[BEGIN Dataset extract]

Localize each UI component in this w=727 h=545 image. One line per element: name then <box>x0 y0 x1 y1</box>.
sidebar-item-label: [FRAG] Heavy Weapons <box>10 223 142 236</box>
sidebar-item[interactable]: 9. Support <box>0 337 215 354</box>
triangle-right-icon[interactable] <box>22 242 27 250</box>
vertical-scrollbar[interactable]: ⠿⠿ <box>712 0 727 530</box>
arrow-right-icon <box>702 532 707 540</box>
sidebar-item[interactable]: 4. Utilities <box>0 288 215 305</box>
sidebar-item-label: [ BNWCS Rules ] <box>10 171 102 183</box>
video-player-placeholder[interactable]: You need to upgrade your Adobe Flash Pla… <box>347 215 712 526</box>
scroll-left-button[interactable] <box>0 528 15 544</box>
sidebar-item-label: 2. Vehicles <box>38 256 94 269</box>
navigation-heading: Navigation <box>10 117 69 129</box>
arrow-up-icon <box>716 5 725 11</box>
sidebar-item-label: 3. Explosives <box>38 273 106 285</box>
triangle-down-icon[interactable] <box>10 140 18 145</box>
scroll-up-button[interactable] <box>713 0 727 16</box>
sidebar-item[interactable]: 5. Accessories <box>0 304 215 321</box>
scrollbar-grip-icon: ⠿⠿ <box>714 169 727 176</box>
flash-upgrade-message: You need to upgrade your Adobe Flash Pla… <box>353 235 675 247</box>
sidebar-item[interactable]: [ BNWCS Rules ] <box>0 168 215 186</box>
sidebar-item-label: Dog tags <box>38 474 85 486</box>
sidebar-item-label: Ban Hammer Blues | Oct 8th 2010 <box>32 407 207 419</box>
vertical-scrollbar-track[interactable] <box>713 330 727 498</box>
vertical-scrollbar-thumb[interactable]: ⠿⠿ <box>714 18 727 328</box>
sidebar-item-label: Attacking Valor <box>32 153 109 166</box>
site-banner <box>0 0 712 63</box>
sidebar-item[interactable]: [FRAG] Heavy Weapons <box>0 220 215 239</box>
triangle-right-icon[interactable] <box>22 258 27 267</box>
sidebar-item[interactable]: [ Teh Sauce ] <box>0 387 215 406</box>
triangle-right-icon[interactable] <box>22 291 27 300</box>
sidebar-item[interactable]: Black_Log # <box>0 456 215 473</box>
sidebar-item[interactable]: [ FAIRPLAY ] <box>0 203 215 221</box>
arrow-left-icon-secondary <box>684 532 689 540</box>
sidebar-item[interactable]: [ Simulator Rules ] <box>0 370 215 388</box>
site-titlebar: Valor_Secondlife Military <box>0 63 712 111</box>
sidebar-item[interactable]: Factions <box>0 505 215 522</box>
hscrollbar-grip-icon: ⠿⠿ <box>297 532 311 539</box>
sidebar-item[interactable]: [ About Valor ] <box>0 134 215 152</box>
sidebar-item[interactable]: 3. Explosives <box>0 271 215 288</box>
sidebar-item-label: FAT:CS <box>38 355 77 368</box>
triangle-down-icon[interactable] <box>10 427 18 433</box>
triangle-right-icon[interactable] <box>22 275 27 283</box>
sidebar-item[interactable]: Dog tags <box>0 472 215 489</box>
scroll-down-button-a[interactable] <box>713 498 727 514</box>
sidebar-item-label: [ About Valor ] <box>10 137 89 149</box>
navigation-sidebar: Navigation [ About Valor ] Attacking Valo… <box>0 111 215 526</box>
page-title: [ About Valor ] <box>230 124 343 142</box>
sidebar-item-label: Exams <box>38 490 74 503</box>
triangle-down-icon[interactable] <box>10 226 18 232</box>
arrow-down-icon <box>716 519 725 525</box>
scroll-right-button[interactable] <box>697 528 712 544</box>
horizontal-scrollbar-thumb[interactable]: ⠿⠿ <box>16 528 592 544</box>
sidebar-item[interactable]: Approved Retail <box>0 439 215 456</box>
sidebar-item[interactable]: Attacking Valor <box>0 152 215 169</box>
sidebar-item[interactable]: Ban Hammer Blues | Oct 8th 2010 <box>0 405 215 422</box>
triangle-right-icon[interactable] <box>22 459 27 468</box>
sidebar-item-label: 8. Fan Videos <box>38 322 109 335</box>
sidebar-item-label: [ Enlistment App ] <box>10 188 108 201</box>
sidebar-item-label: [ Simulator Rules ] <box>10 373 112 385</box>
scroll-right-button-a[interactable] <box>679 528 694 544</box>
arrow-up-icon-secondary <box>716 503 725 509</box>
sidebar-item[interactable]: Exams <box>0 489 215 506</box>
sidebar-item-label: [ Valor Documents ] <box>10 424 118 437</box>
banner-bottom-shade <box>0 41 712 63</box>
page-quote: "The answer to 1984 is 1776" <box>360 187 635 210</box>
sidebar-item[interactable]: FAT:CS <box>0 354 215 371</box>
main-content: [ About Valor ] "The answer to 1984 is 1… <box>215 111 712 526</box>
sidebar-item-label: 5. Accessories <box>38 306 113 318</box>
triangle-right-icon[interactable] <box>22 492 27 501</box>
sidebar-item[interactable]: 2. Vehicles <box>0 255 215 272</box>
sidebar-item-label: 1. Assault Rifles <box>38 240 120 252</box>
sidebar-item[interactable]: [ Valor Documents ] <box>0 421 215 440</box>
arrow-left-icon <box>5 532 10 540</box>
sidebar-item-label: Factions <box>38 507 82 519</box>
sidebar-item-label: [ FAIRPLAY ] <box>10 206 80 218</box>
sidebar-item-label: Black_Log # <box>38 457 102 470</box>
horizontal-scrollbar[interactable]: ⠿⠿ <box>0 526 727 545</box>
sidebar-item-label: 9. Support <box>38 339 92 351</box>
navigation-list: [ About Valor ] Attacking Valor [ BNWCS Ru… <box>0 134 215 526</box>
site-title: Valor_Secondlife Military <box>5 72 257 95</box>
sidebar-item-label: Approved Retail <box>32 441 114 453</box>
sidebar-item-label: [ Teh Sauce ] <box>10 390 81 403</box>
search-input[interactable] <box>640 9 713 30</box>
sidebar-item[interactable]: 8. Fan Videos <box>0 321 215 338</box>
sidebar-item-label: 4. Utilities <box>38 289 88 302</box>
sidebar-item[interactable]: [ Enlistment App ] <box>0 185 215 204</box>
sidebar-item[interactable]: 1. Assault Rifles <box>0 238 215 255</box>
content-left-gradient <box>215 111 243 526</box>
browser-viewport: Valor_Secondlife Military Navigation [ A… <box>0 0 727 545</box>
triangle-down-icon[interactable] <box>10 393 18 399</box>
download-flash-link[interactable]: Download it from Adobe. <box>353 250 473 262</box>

[END Dataset extract]

**Task requirements**
Please rename "triangle-right-icon" to "chevron-right-icon" in every one of the rows above and write them all out again with nothing else changed.

**Output for this task**
Localize each UI component in this w=727 h=545 image. One line per element: name then <box>x0 y0 x1 y1</box>.
sidebar-item-label: [FRAG] Heavy Weapons <box>10 223 142 236</box>
sidebar-item[interactable]: 9. Support <box>0 337 215 354</box>
chevron-right-icon[interactable] <box>22 242 27 250</box>
vertical-scrollbar[interactable]: ⠿⠿ <box>712 0 727 530</box>
arrow-right-icon <box>702 532 707 540</box>
sidebar-item[interactable]: 4. Utilities <box>0 288 215 305</box>
sidebar-item-label: [ BNWCS Rules ] <box>10 171 102 183</box>
video-player-placeholder[interactable]: You need to upgrade your Adobe Flash Pla… <box>347 215 712 526</box>
scroll-left-button[interactable] <box>0 528 15 544</box>
sidebar-item-label: 2. Vehicles <box>38 256 94 269</box>
navigation-heading: Navigation <box>10 117 69 129</box>
arrow-up-icon <box>716 5 725 11</box>
sidebar-item-label: 3. Explosives <box>38 273 106 285</box>
triangle-down-icon[interactable] <box>10 140 18 145</box>
scroll-up-button[interactable] <box>713 0 727 16</box>
sidebar-item[interactable]: 5. Accessories <box>0 304 215 321</box>
scrollbar-grip-icon: ⠿⠿ <box>714 169 727 176</box>
flash-upgrade-message: You need to upgrade your Adobe Flash Pla… <box>353 235 675 247</box>
sidebar-item[interactable]: [ BNWCS Rules ] <box>0 168 215 186</box>
sidebar-item-label: Dog tags <box>38 474 85 486</box>
sidebar-item-label: Ban Hammer Blues | Oct 8th 2010 <box>32 407 207 419</box>
vertical-scrollbar-track[interactable] <box>713 330 727 498</box>
vertical-scrollbar-thumb[interactable]: ⠿⠿ <box>714 18 727 328</box>
sidebar-item-label: Attacking Valor <box>32 153 109 166</box>
site-banner <box>0 0 712 63</box>
sidebar-item[interactable]: [FRAG] Heavy Weapons <box>0 220 215 239</box>
chevron-right-icon[interactable] <box>22 258 27 267</box>
sidebar-item[interactable]: [ Teh Sauce ] <box>0 387 215 406</box>
chevron-right-icon[interactable] <box>22 291 27 300</box>
sidebar-item[interactable]: Black_Log # <box>0 456 215 473</box>
sidebar-item[interactable]: [ FAIRPLAY ] <box>0 203 215 221</box>
arrow-left-icon-secondary <box>684 532 689 540</box>
sidebar-item[interactable]: [ Simulator Rules ] <box>0 370 215 388</box>
site-titlebar: Valor_Secondlife Military <box>0 63 712 111</box>
sidebar-item[interactable]: Factions <box>0 505 215 522</box>
hscrollbar-grip-icon: ⠿⠿ <box>297 532 311 539</box>
sidebar-item[interactable]: [ About Valor ] <box>0 134 215 152</box>
sidebar-item[interactable]: 3. Explosives <box>0 271 215 288</box>
sidebar-item-label: FAT:CS <box>38 355 77 368</box>
triangle-down-icon[interactable] <box>10 427 18 433</box>
chevron-right-icon[interactable] <box>22 275 27 283</box>
sidebar-item[interactable]: Dog tags <box>0 472 215 489</box>
scroll-down-button-a[interactable] <box>713 498 727 514</box>
sidebar-item-label: [ About Valor ] <box>10 137 89 149</box>
navigation-sidebar: Navigation [ About Valor ] Attacking Valo… <box>0 111 215 526</box>
page-title: [ About Valor ] <box>230 124 343 142</box>
sidebar-item-label: Exams <box>38 490 74 503</box>
triangle-down-icon[interactable] <box>10 226 18 232</box>
arrow-down-icon <box>716 519 725 525</box>
scroll-right-button[interactable] <box>697 528 712 544</box>
horizontal-scrollbar-thumb[interactable]: ⠿⠿ <box>16 528 592 544</box>
sidebar-item[interactable]: Approved Retail <box>0 439 215 456</box>
sidebar-item[interactable]: Attacking Valor <box>0 152 215 169</box>
sidebar-item[interactable]: Ban Hammer Blues | Oct 8th 2010 <box>0 405 215 422</box>
chevron-right-icon[interactable] <box>22 459 27 468</box>
sidebar-item-label: 8. Fan Videos <box>38 322 109 335</box>
sidebar-item-label: [ Enlistment App ] <box>10 188 108 201</box>
sidebar-item-label: [ Simulator Rules ] <box>10 373 112 385</box>
scroll-right-button-a[interactable] <box>679 528 694 544</box>
arrow-up-icon-secondary <box>716 503 725 509</box>
sidebar-item[interactable]: Exams <box>0 489 215 506</box>
sidebar-item-label: [ Valor Documents ] <box>10 424 118 437</box>
banner-bottom-shade <box>0 41 712 63</box>
page-quote: "The answer to 1984 is 1776" <box>360 187 635 210</box>
sidebar-item[interactable]: FAT:CS <box>0 354 215 371</box>
main-content: [ About Valor ] "The answer to 1984 is 1… <box>215 111 712 526</box>
sidebar-item-label: 5. Accessories <box>38 306 113 318</box>
chevron-right-icon[interactable] <box>22 492 27 501</box>
sidebar-item[interactable]: 2. Vehicles <box>0 255 215 272</box>
sidebar-item-label: 1. Assault Rifles <box>38 240 120 252</box>
sidebar-item[interactable]: [ Valor Documents ] <box>0 421 215 440</box>
arrow-left-icon <box>5 532 10 540</box>
sidebar-item-label: Factions <box>38 507 82 519</box>
sidebar-item-label: [ FAIRPLAY ] <box>10 206 80 218</box>
sidebar-item-label: Black_Log # <box>38 457 102 470</box>
horizontal-scrollbar[interactable]: ⠿⠿ <box>0 526 727 545</box>
sidebar-item-label: 9. Support <box>38 339 92 351</box>
navigation-list: [ About Valor ] Attacking Valor [ BNWCS Ru… <box>0 134 215 526</box>
site-title: Valor_Secondlife Military <box>5 72 257 95</box>
sidebar-item-label: Approved Retail <box>32 441 114 453</box>
sidebar-item-label: [ Teh Sauce ] <box>10 390 81 403</box>
search-input[interactable] <box>640 9 713 30</box>
sidebar-item[interactable]: 8. Fan Videos <box>0 321 215 338</box>
sidebar-item-label: 4. Utilities <box>38 289 88 302</box>
sidebar-item[interactable]: [ Enlistment App ] <box>0 185 215 204</box>
sidebar-item[interactable]: 1. Assault Rifles <box>0 238 215 255</box>
content-left-gradient <box>215 111 243 526</box>
browser-viewport: Valor_Secondlife Military Navigation [ A… <box>0 0 727 545</box>
triangle-down-icon[interactable] <box>10 393 18 399</box>
download-flash-link[interactable]: Download it from Adobe. <box>353 250 473 262</box>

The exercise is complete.